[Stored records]
▬▬▬▬▬▬
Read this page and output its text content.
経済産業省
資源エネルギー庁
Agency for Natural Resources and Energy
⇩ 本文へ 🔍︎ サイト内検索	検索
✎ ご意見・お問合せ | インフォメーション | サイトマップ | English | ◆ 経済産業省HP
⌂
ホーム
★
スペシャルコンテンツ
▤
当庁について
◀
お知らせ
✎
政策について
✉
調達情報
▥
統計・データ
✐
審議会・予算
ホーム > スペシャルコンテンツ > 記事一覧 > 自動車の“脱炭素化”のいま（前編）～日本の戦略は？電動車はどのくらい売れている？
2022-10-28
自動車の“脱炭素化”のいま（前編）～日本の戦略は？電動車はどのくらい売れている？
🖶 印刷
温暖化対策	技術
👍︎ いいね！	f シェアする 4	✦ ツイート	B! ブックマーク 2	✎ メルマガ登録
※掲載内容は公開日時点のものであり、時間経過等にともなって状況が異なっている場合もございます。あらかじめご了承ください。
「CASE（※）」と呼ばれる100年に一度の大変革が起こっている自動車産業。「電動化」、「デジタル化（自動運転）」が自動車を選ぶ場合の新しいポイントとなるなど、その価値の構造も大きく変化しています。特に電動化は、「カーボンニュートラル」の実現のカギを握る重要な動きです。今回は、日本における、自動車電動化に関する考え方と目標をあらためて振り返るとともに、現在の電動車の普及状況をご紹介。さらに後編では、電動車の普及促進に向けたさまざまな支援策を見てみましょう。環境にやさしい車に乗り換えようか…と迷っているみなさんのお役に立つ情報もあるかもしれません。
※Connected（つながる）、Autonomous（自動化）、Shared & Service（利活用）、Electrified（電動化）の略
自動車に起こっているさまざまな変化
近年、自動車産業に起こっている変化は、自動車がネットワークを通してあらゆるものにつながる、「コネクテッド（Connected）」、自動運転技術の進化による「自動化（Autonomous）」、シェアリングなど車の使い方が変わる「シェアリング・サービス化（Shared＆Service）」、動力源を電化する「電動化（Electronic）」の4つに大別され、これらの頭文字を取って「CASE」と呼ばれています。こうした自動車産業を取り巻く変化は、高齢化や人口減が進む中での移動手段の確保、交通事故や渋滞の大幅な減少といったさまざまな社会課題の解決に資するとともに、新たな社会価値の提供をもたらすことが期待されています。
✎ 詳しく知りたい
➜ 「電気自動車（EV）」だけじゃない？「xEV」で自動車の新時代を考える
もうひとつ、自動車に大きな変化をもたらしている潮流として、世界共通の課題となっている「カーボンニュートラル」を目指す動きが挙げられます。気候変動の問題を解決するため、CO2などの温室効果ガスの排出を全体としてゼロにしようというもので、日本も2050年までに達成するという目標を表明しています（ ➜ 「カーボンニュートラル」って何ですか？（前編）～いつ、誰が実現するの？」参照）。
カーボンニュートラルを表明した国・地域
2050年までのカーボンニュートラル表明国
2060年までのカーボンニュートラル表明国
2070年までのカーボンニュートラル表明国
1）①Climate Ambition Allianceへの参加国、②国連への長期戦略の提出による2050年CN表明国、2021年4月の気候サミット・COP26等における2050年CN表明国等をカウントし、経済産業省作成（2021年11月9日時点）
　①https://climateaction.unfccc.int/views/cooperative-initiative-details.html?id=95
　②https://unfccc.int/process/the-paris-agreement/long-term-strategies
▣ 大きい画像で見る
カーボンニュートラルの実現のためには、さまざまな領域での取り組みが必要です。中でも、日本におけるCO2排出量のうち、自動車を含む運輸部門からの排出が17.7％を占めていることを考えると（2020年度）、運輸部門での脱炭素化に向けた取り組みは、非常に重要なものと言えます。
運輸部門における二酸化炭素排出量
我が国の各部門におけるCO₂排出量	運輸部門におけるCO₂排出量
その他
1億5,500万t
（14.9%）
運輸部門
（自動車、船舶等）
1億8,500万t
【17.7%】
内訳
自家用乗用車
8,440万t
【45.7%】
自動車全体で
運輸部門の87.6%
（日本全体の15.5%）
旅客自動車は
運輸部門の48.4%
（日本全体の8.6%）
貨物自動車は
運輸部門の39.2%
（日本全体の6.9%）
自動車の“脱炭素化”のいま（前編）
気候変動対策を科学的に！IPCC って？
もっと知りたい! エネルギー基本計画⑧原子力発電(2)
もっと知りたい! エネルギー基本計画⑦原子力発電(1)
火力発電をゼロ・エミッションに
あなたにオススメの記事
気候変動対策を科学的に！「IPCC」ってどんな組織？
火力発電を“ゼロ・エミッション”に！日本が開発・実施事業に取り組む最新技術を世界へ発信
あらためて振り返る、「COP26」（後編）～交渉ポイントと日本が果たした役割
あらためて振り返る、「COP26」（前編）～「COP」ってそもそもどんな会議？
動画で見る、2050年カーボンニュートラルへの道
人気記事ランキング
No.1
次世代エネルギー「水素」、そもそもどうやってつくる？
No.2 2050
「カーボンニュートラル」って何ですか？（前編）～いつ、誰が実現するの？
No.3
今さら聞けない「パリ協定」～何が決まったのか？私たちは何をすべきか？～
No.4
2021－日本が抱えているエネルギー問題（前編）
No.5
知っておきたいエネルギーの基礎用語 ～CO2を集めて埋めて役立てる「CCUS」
▬▬▬▬▬▬
EXERCISE |
Please set down all the data word for word.

FULL OUTPUT |
Read this page and output its text content.
経済産業省
資源エネルギー庁
Agency for Natural Resources and Energy
⇩ 本文へ 🔍︎ サイト内検索	検索
✎ ご意見・お問合せ | インフォメーション | サイトマップ | English | ◆ 経済産業省HP
⌂
ホーム
★
スペシャルコンテンツ
▤
当庁について
◀
お知らせ
✎
政策について
✉
調達情報
▥
統計・データ
✐
審議会・予算
ホーム > スペシャルコンテンツ > 記事一覧 > 自動車の“脱炭素化”のいま（前編）～日本の戦略は？電動車はどのくらい売れている？
2022-10-28
自動車の“脱炭素化”のいま（前編）～日本の戦略は？電動車はどのくらい売れている？
🖶 印刷
温暖化対策	技術
👍︎ いいね！	f シェアする 4	✦ ツイート	B! ブックマーク 2	✎ メルマガ登録
※掲載内容は公開日時点のものであり、時間経過等にともなって状況が異なっている場合もございます。あらかじめご了承ください。
「CASE（※）」と呼ばれる100年に一度の大変革が起こっている自動車産業。「電動化」、「デジタル化（自動運転）」が自動車を選ぶ場合の新しいポイントとなるなど、その価値の構造も大きく変化しています。特に電動化は、「カーボンニュートラル」の実現のカギを握る重要な動きです。今回は、日本における、自動車電動化に関する考え方と目標をあらためて振り返るとともに、現在の電動車の普及状況をご紹介。さらに後編では、電動車の普及促進に向けたさまざまな支援策を見てみましょう。環境にやさしい車に乗り換えようか…と迷っているみなさんのお役に立つ情報もあるかもしれません。
※Connected（つながる）、Autonomous（自動化）、Shared & Service（利活用）、Electrified（電動化）の略
自動車に起こっているさまざまな変化
近年、自動車産業に起こっている変化は、自動車がネットワークを通してあらゆるものにつながる、「コネクテッド（Connected）」、自動運転技術の進化による「自動化（Autonomous）」、シェアリングなど車の使い方が変わる「シェアリング・サービス化（Shared＆Service）」、動力源を電化する「電動化（Electronic）」の4つに大別され、これらの頭文字を取って「CASE」と呼ばれています。こうした自動車産業を取り巻く変化は、高齢化や人口減が進む中での移動手段の確保、交通事故や渋滞の大幅な減少といったさまざまな社会課題の解決に資するとともに、新たな社会価値の提供をもたらすことが期待されています。
✎ 詳しく知りたい
➜ 「電気自動車（EV）」だけじゃない？「xEV」で自動車の新時代を考える
もうひとつ、自動車に大きな変化をもたらしている潮流として、世界共通の課題となっている「カーボンニュートラル」を目指す動きが挙げられます。気候変動の問題を解決するため、CO2などの温室効果ガスの排出を全体としてゼロにしようというもので、日本も2050年までに達成するという目標を表明しています（ ➜ 「カーボンニュートラル」って何ですか？（前編）～いつ、誰が実現するの？」参照）。
カーボンニュートラルを表明した国・地域
2050年までのカーボンニュートラル表明国
2060年までのカーボンニュートラル表明国
2070年までのカーボンニュートラル表明国
1）①Climate Ambition Allianceへの参加国、②国連への長期戦略の提出による2050年CN表明国、2021年4月の気候サミット・COP26等における2050年CN表明国等をカウントし、経済産業省作成（2021年11月9日時点）
　①https://climateaction.unfccc.int/views/cooperative-initiative-details.html?id=95
　②https://unfccc.int/process/the-paris-agreement/long-term-strategies
▣ 大きい画像で見る
カーボンニュートラルの実現のためには、さまざまな領域での取り組みが必要です。中でも、日本におけるCO2排出量のうち、自動車を含む運輸部門からの排出が17.7％を占めていることを考えると（2020年度）、運輸部門での脱炭素化に向けた取り組みは、非常に重要なものと言えます。
運輸部門における二酸化炭素排出量
我が国の各部門におけるCO₂排出量	運輸部門におけるCO₂排出量
その他
1億5,500万t
（14.9%）
運輸部門
（自動車、船舶等）
1億8,500万t
【17.7%】
内訳
自家用乗用車
8,440万t
【45.7%】
自動車全体で
運輸部門の87.6%
（日本全体の15.5%）
旅客自動車は
運輸部門の48.4%
（日本全体の8.6%）
貨物自動車は
運輸部門の39.2%
（日本全体の6.9%）
自動車の“脱炭素化”のいま（前編）
気候変動対策を科学的に！IPCC って？
もっと知りたい! エネルギー基本計画⑧原子力発電(2)
もっと知りたい! エネルギー基本計画⑦原子力発電(1)
火力発電をゼロ・エミッションに
あなたにオススメの記事
気候変動対策を科学的に！「IPCC」ってどんな組織？
火力発電を“ゼロ・エミッション”に！日本が開発・実施事業に取り組む最新技術を世界へ発信
あらためて振り返る、「COP26」（後編）～交渉ポイントと日本が果たした役割
あらためて振り返る、「COP26」（前編）～「COP」ってそもそもどんな会議？
動画で見る、2050年カーボンニュートラルへの道
人気記事ランキング
No.1
次世代エネルギー「水素」、そもそもどうやってつくる？
No.2 2050
「カーボンニュートラル」って何ですか？（前編）～いつ、誰が実現するの？
No.3
今さら聞けない「パリ協定」～何が決まったのか？私たちは何をすべきか？～
No.4
2021－日本が抱えているエネルギー問題（前編）
No.5
知っておきたいエネルギーの基礎用語 ～CO2を集めて埋めて役立てる「CCUS」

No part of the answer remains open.